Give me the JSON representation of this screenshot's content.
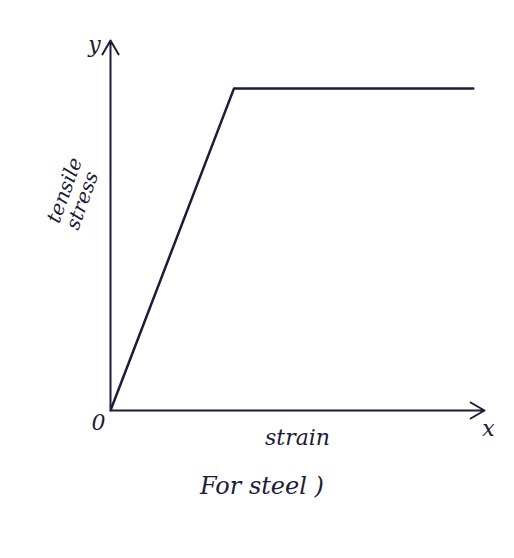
{
  "chart_data": {
    "type": "line",
    "x_label": "strain",
    "y_label": "tensile stress",
    "caption": "For steel )",
    "x": [
      0,
      0.33,
      0.97
    ],
    "values": [
      0,
      0.87,
      0.87
    ],
    "color": "#1c1c3a",
    "xlim": [
      0,
      1
    ],
    "ylim": [
      0,
      1
    ],
    "xticks": [],
    "yticks": [],
    "tick_labels": false,
    "grid": false,
    "annotations": [
      {
        "text": "0",
        "x": 0,
        "y": 0
      },
      {
        "text": "x",
        "x": 1,
        "y": 0
      },
      {
        "text": "y",
        "x": 0,
        "y": 1
      }
    ]
  }
}
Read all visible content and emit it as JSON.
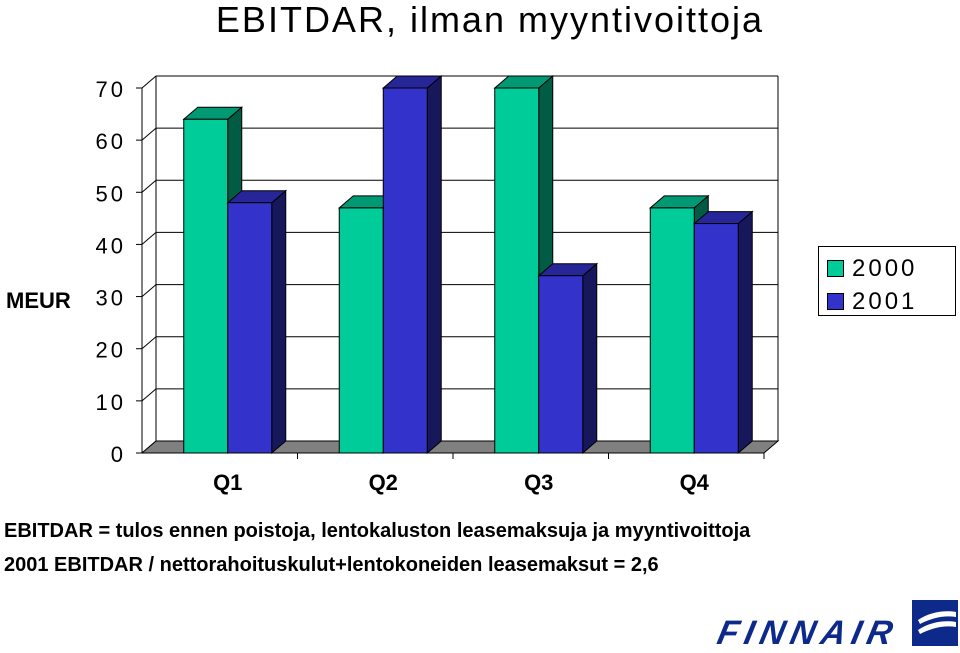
{
  "title": "EBITDAR, ilman myyntivoittoja",
  "colors": {
    "series_2000": "#00cc99",
    "series_2001": "#3333cc",
    "floor": "#808080",
    "logo": "#0d2a8a"
  },
  "legend": {
    "items": [
      "2000",
      "2001"
    ]
  },
  "notes": {
    "line1": "EBITDAR  =  tulos  ennen  poistoja,  lentokaluston  leasemaksuja  ja  myyntivoittoja",
    "line2": "2001      EBITDAR / nettorahoituskulut+lentokoneiden leasemaksut = 2,6"
  },
  "logo": {
    "text": "FINNAIR",
    "icon": "finnair-logo-icon"
  },
  "chart_data": {
    "type": "bar",
    "title": "EBITDAR, ilman myyntivoittoja",
    "xlabel": "",
    "ylabel": "MEUR",
    "categories": [
      "Q1",
      "Q2",
      "Q3",
      "Q4"
    ],
    "series": [
      {
        "name": "2000",
        "values": [
          64,
          47,
          70,
          47
        ]
      },
      {
        "name": "2001",
        "values": [
          48,
          70,
          34,
          44
        ]
      }
    ],
    "ylim": [
      0,
      70
    ],
    "yticks": [
      0,
      10,
      20,
      30,
      40,
      50,
      60,
      70
    ],
    "grid": true,
    "legend_position": "right",
    "style": "3d"
  }
}
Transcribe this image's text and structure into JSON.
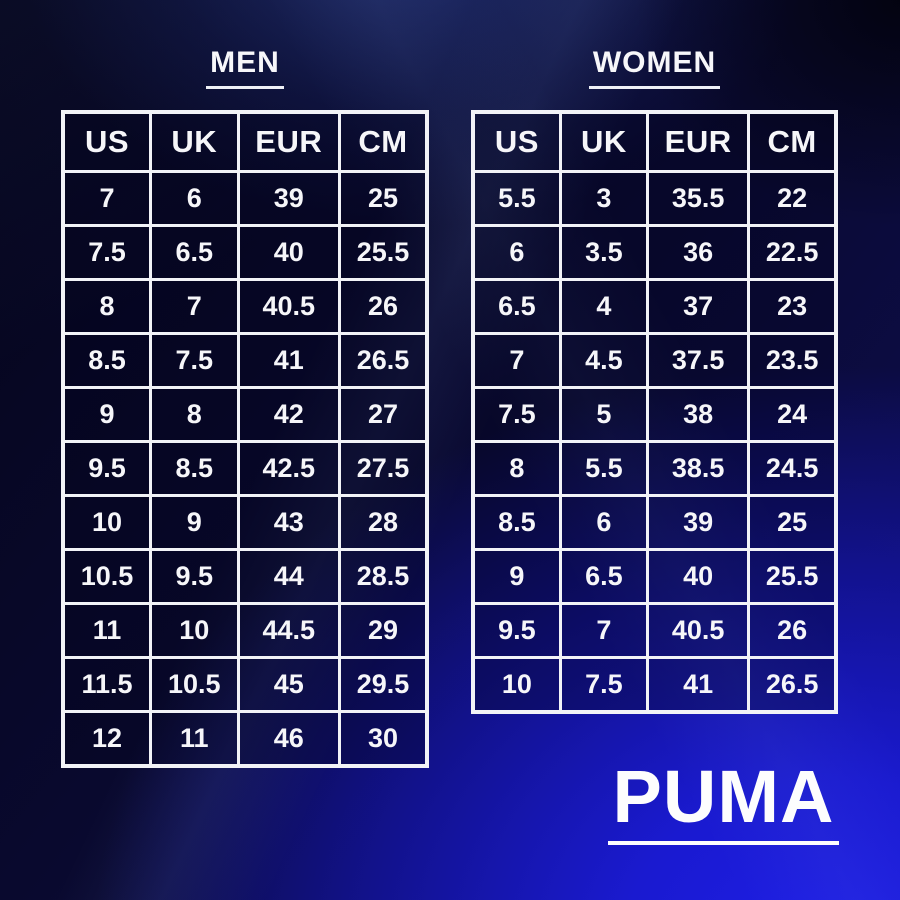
{
  "brand": {
    "logo_text": "PUMA"
  },
  "colors": {
    "background_dark_navy": "#07071f",
    "background_bright_blue": "#1e1ee8",
    "table_border": "#f2f3f7",
    "text": "#f6f6f9"
  },
  "chart_data": [
    {
      "type": "table",
      "title": "MEN",
      "columns": [
        "US",
        "UK",
        "EUR",
        "CM"
      ],
      "rows": [
        [
          "7",
          "6",
          "39",
          "25"
        ],
        [
          "7.5",
          "6.5",
          "40",
          "25.5"
        ],
        [
          "8",
          "7",
          "40.5",
          "26"
        ],
        [
          "8.5",
          "7.5",
          "41",
          "26.5"
        ],
        [
          "9",
          "8",
          "42",
          "27"
        ],
        [
          "9.5",
          "8.5",
          "42.5",
          "27.5"
        ],
        [
          "10",
          "9",
          "43",
          "28"
        ],
        [
          "10.5",
          "9.5",
          "44",
          "28.5"
        ],
        [
          "11",
          "10",
          "44.5",
          "29"
        ],
        [
          "11.5",
          "10.5",
          "45",
          "29.5"
        ],
        [
          "12",
          "11",
          "46",
          "30"
        ]
      ]
    },
    {
      "type": "table",
      "title": "WOMEN",
      "columns": [
        "US",
        "UK",
        "EUR",
        "CM"
      ],
      "rows": [
        [
          "5.5",
          "3",
          "35.5",
          "22"
        ],
        [
          "6",
          "3.5",
          "36",
          "22.5"
        ],
        [
          "6.5",
          "4",
          "37",
          "23"
        ],
        [
          "7",
          "4.5",
          "37.5",
          "23.5"
        ],
        [
          "7.5",
          "5",
          "38",
          "24"
        ],
        [
          "8",
          "5.5",
          "38.5",
          "24.5"
        ],
        [
          "8.5",
          "6",
          "39",
          "25"
        ],
        [
          "9",
          "6.5",
          "40",
          "25.5"
        ],
        [
          "9.5",
          "7",
          "40.5",
          "26"
        ],
        [
          "10",
          "7.5",
          "41",
          "26.5"
        ]
      ]
    }
  ]
}
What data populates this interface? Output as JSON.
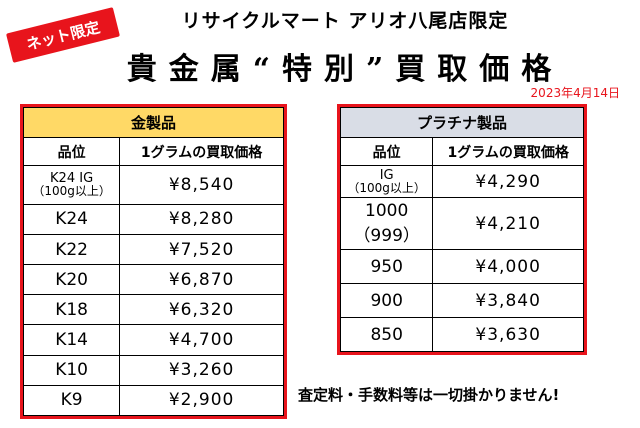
{
  "badge": "ネット限定",
  "store_title": "リサイクルマート アリオ八尾店限定",
  "main_title": "貴金属“特別”買取価格",
  "date": "2023年4月14日",
  "gold": {
    "caption": "金製品",
    "col_grade": "品位",
    "col_price": "1グラムの買取価格",
    "rows": [
      {
        "grade": "K24 IG",
        "grade_sub": "（100g以上）",
        "price": "¥8,540"
      },
      {
        "grade": "K24",
        "price": "¥8,280"
      },
      {
        "grade": "K22",
        "price": "¥7,520"
      },
      {
        "grade": "K20",
        "price": "¥6,870"
      },
      {
        "grade": "K18",
        "price": "¥6,320"
      },
      {
        "grade": "K14",
        "price": "¥4,700"
      },
      {
        "grade": "K10",
        "price": "¥3,260"
      },
      {
        "grade": "K9",
        "price": "¥2,900"
      }
    ]
  },
  "platinum": {
    "caption": "プラチナ製品",
    "col_grade": "品位",
    "col_price": "1グラムの買取価格",
    "rows": [
      {
        "grade": "IG",
        "grade_sub": "（100g以上）",
        "price": "¥4,290"
      },
      {
        "grade": "1000",
        "grade_sub": "（999）",
        "price": "¥4,210"
      },
      {
        "grade": "950",
        "price": "¥4,000"
      },
      {
        "grade": "900",
        "price": "¥3,840"
      },
      {
        "grade": "850",
        "price": "¥3,630"
      }
    ]
  },
  "footer": "査定料・手数料等は一切掛かりません!"
}
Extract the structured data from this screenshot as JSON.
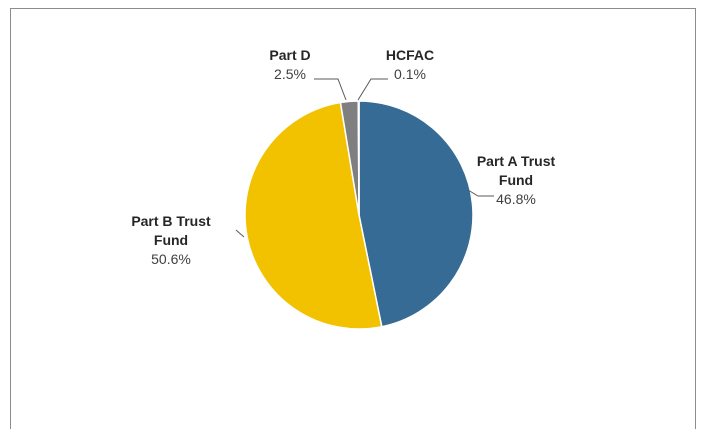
{
  "chart_data": {
    "type": "pie",
    "categories": [
      "Part A Trust Fund",
      "Part B Trust Fund",
      "Part D",
      "HCFAC"
    ],
    "values": [
      46.8,
      50.6,
      2.5,
      0.1
    ],
    "value_labels": [
      "46.8%",
      "50.6%",
      "2.5%",
      "0.1%"
    ],
    "colors": [
      "#356b94",
      "#f2c100",
      "#7f7f7f",
      "#e0e0e0"
    ]
  }
}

== == ==

• **SET EXERCISE**:
Pictures in the records above are not copied; print everything else exactly.

• **TASK RESULT**:
Give me the JSON representation of this screenshot's content.
{
  "chart_data": {
    "type": "line",
    "x_label": "strain",
    "y_label": "tensile stress",
    "caption": "For steel )",
    "x": [
      0,
      0.33,
      0.97
    ],
    "values": [
      0,
      0.87,
      0.87
    ],
    "color": "#1c1c3a",
    "xlim": [
      0,
      1
    ],
    "ylim": [
      0,
      1
    ],
    "xticks": [],
    "yticks": [],
    "tick_labels": false,
    "grid": false,
    "annotations": [
      {
        "text": "0",
        "x": 0,
        "y": 0
      },
      {
        "text": "x",
        "x": 1,
        "y": 0
      },
      {
        "text": "y",
        "x": 0,
        "y": 1
      }
    ]
  }
}
Read all visible content and emit it as JSON.
{
  "title": "EBITDAR, ilman myyntivoittoja",
  "colors": {
    "series_2000": "#00cc99",
    "series_2001": "#3333cc",
    "floor": "#808080",
    "logo": "#0d2a8a"
  },
  "legend": {
    "items": [
      "2000",
      "2001"
    ]
  },
  "notes": {
    "line1": "EBITDAR  =  tulos  ennen  poistoja,  lentokaluston  leasemaksuja  ja  myyntivoittoja",
    "line2": "2001      EBITDAR / nettorahoituskulut+lentokoneiden leasemaksut = 2,6"
  },
  "logo": {
    "text": "FINNAIR",
    "icon": "finnair-logo-icon"
  },
  "chart_data": {
    "type": "bar",
    "title": "EBITDAR, ilman myyntivoittoja",
    "xlabel": "",
    "ylabel": "MEUR",
    "categories": [
      "Q1",
      "Q2",
      "Q3",
      "Q4"
    ],
    "series": [
      {
        "name": "2000",
        "values": [
          64,
          47,
          70,
          47
        ]
      },
      {
        "name": "2001",
        "values": [
          48,
          70,
          34,
          44
        ]
      }
    ],
    "ylim": [
      0,
      70
    ],
    "yticks": [
      0,
      10,
      20,
      30,
      40,
      50,
      60,
      70
    ],
    "grid": true,
    "legend_position": "right",
    "style": "3d"
  }
}
Transcribe this image's text and structure into JSON.
{
  "brand": {
    "logo_text": "PUMA"
  },
  "colors": {
    "background_dark_navy": "#07071f",
    "background_bright_blue": "#1e1ee8",
    "table_border": "#f2f3f7",
    "text": "#f6f6f9"
  },
  "chart_data": [
    {
      "type": "table",
      "title": "MEN",
      "columns": [
        "US",
        "UK",
        "EUR",
        "CM"
      ],
      "rows": [
        [
          "7",
          "6",
          "39",
          "25"
        ],
        [
          "7.5",
          "6.5",
          "40",
          "25.5"
        ],
        [
          "8",
          "7",
          "40.5",
          "26"
        ],
        [
          "8.5",
          "7.5",
          "41",
          "26.5"
        ],
        [
          "9",
          "8",
          "42",
          "27"
        ],
        [
          "9.5",
          "8.5",
          "42.5",
          "27.5"
        ],
        [
          "10",
          "9",
          "43",
          "28"
        ],
        [
          "10.5",
          "9.5",
          "44",
          "28.5"
        ],
        [
          "11",
          "10",
          "44.5",
          "29"
        ],
        [
          "11.5",
          "10.5",
          "45",
          "29.5"
        ],
        [
          "12",
          "11",
          "46",
          "30"
        ]
      ]
    },
    {
      "type": "table",
      "title": "WOMEN",
      "columns": [
        "US",
        "UK",
        "EUR",
        "CM"
      ],
      "rows": [
        [
          "5.5",
          "3",
          "35.5",
          "22"
        ],
        [
          "6",
          "3.5",
          "36",
          "22.5"
        ],
        [
          "6.5",
          "4",
          "37",
          "23"
        ],
        [
          "7",
          "4.5",
          "37.5",
          "23.5"
        ],
        [
          "7.5",
          "5",
          "38",
          "24"
        ],
        [
          "8",
          "5.5",
          "38.5",
          "24.5"
        ],
        [
          "8.5",
          "6",
          "39",
          "25"
        ],
        [
          "9",
          "6.5",
          "40",
          "25.5"
        ],
        [
          "9.5",
          "7",
          "40.5",
          "26"
        ],
        [
          "10",
          "7.5",
          "41",
          "26.5"
        ]
      ]
    }
  ]
}
What data populates this interface? Output as JSON.
{
  "badge": "ネット限定",
  "store_title": "リサイクルマート アリオ八尾店限定",
  "main_title": "貴金属“特別”買取価格",
  "date": "2023年4月14日",
  "gold": {
    "caption": "金製品",
    "col_grade": "品位",
    "col_price": "1グラムの買取価格",
    "rows": [
      {
        "grade": "K24 IG",
        "grade_sub": "（100g以上）",
        "price": "¥8,540"
      },
      {
        "grade": "K24",
        "price": "¥8,280"
      },
      {
        "grade": "K22",
        "price": "¥7,520"
      },
      {
        "grade": "K20",
        "price": "¥6,870"
      },
      {
        "grade": "K18",
        "price": "¥6,320"
      },
      {
        "grade": "K14",
        "price": "¥4,700"
      },
      {
        "grade": "K10",
        "price": "¥3,260"
      },
      {
        "grade": "K9",
        "price": "¥2,900"
      }
    ]
  },
  "platinum": {
    "caption": "プラチナ製品",
    "col_grade": "品位",
    "col_price": "1グラムの買取価格",
    "rows": [
      {
        "grade": "IG",
        "grade_sub": "（100g以上）",
        "price": "¥4,290"
      },
      {
        "grade": "1000",
        "grade_sub": "（999）",
        "price": "¥4,210"
      },
      {
        "grade": "950",
        "price": "¥4,000"
      },
      {
        "grade": "900",
        "price": "¥3,840"
      },
      {
        "grade": "850",
        "price": "¥3,630"
      }
    ]
  },
  "footer": "査定料・手数料等は一切掛かりません!"
}
Extract the structured data from this screenshot as JSON.
{
  "chart_data": {
    "type": "pie",
    "categories": [
      "Part A Trust Fund",
      "Part B Trust Fund",
      "Part D",
      "HCFAC"
    ],
    "values": [
      46.8,
      50.6,
      2.5,
      0.1
    ],
    "value_labels": [
      "46.8%",
      "50.6%",
      "2.5%",
      "0.1%"
    ],
    "colors": [
      "#356b94",
      "#f2c100",
      "#7f7f7f",
      "#e0e0e0"
    ]
  }
}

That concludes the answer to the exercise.